** WRITTEN TASK **
Write out exactly the lines between the line containing "Extract the structured" and the end of the records, counting both ends, and leave out all pictures.

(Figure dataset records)

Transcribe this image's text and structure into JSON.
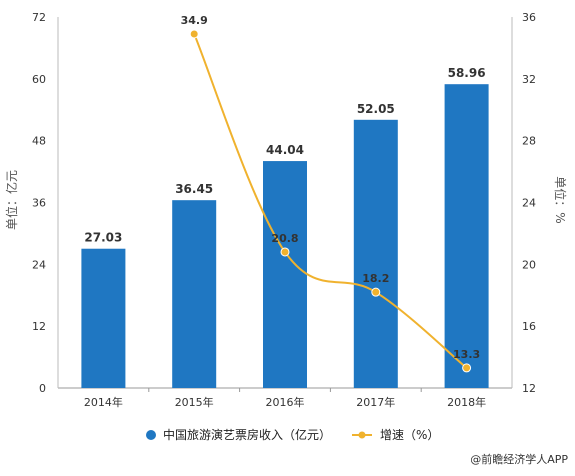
{
  "chart_data": {
    "type": "bar",
    "categories": [
      "2014年",
      "2015年",
      "2016年",
      "2017年",
      "2018年"
    ],
    "series": [
      {
        "name": "中国旅游演艺票房收入（亿元）",
        "type": "bar",
        "axis": "left",
        "values": [
          27.03,
          36.45,
          44.04,
          52.05,
          58.96
        ],
        "labels": [
          "27.03",
          "36.45",
          "44.04",
          "52.05",
          "58.96"
        ],
        "color": "#1f77c2"
      },
      {
        "name": "增速（%）",
        "type": "line",
        "axis": "right",
        "values": [
          null,
          34.9,
          20.8,
          18.2,
          13.3
        ],
        "labels": [
          "",
          "34.9",
          "20.8",
          "18.2",
          "13.3"
        ],
        "color": "#f0b22e"
      }
    ],
    "ylabel": "单位：亿元",
    "y2label": "单位：%",
    "ylim": [
      0,
      72
    ],
    "yticks": [
      "0",
      "12",
      "24",
      "36",
      "48",
      "60",
      "72"
    ],
    "y2lim": [
      12,
      36
    ],
    "y2ticks": [
      "12",
      "16",
      "20",
      "24",
      "28",
      "32",
      "36"
    ],
    "grid": false,
    "legend_position": "bottom"
  },
  "source": "@前瞻经济学人APP"
}
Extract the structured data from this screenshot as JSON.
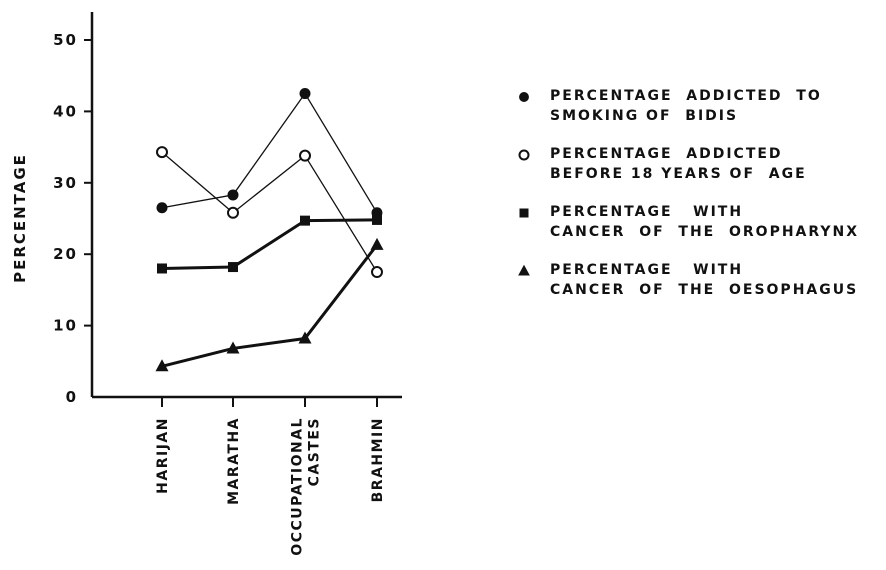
{
  "chart_data": {
    "type": "line",
    "ylabel": "PERCENTAGE",
    "xlabel": "",
    "ylim": [
      0,
      50
    ],
    "yticks": [
      0,
      10,
      20,
      30,
      40,
      50
    ],
    "grid": false,
    "legend_position": "right",
    "categories": [
      [
        "HARIJAN"
      ],
      [
        "MARATHA"
      ],
      [
        "OCCUPATIONAL",
        "CASTES"
      ],
      [
        "BRAHMIN"
      ]
    ],
    "series": [
      {
        "name_lines": [
          "PERCENTAGE  ADDICTED  TO",
          "SMOKING OF  BIDIS"
        ],
        "marker": "filled-circle",
        "stroke": "thin",
        "values": [
          26.5,
          28.3,
          42.5,
          25.8
        ]
      },
      {
        "name_lines": [
          "PERCENTAGE  ADDICTED",
          "BEFORE 18 YEARS OF  AGE"
        ],
        "marker": "open-circle",
        "stroke": "thin",
        "values": [
          34.3,
          25.8,
          33.8,
          17.5
        ]
      },
      {
        "name_lines": [
          "PERCENTAGE   WITH",
          "CANCER  OF  THE  OROPHARYNX"
        ],
        "marker": "filled-square",
        "stroke": "thick",
        "values": [
          18.0,
          18.2,
          24.7,
          24.8
        ]
      },
      {
        "name_lines": [
          "PERCENTAGE   WITH",
          "CANCER  OF  THE  OESOPHAGUS"
        ],
        "marker": "filled-triangle",
        "stroke": "thick",
        "values": [
          4.3,
          6.8,
          8.2,
          21.3
        ]
      }
    ]
  }
}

** ANSWER IN FULL **
Extract the structured data from this screenshot as JSON.
{
  "chart_data": {
    "type": "line",
    "ylabel": "PERCENTAGE",
    "xlabel": "",
    "ylim": [
      0,
      50
    ],
    "yticks": [
      0,
      10,
      20,
      30,
      40,
      50
    ],
    "grid": false,
    "legend_position": "right",
    "categories": [
      [
        "HARIJAN"
      ],
      [
        "MARATHA"
      ],
      [
        "OCCUPATIONAL",
        "CASTES"
      ],
      [
        "BRAHMIN"
      ]
    ],
    "series": [
      {
        "name_lines": [
          "PERCENTAGE  ADDICTED  TO",
          "SMOKING OF  BIDIS"
        ],
        "marker": "filled-circle",
        "stroke": "thin",
        "values": [
          26.5,
          28.3,
          42.5,
          25.8
        ]
      },
      {
        "name_lines": [
          "PERCENTAGE  ADDICTED",
          "BEFORE 18 YEARS OF  AGE"
        ],
        "marker": "open-circle",
        "stroke": "thin",
        "values": [
          34.3,
          25.8,
          33.8,
          17.5
        ]
      },
      {
        "name_lines": [
          "PERCENTAGE   WITH",
          "CANCER  OF  THE  OROPHARYNX"
        ],
        "marker": "filled-square",
        "stroke": "thick",
        "values": [
          18.0,
          18.2,
          24.7,
          24.8
        ]
      },
      {
        "name_lines": [
          "PERCENTAGE   WITH",
          "CANCER  OF  THE  OESOPHAGUS"
        ],
        "marker": "filled-triangle",
        "stroke": "thick",
        "values": [
          4.3,
          6.8,
          8.2,
          21.3
        ]
      }
    ]
  }
}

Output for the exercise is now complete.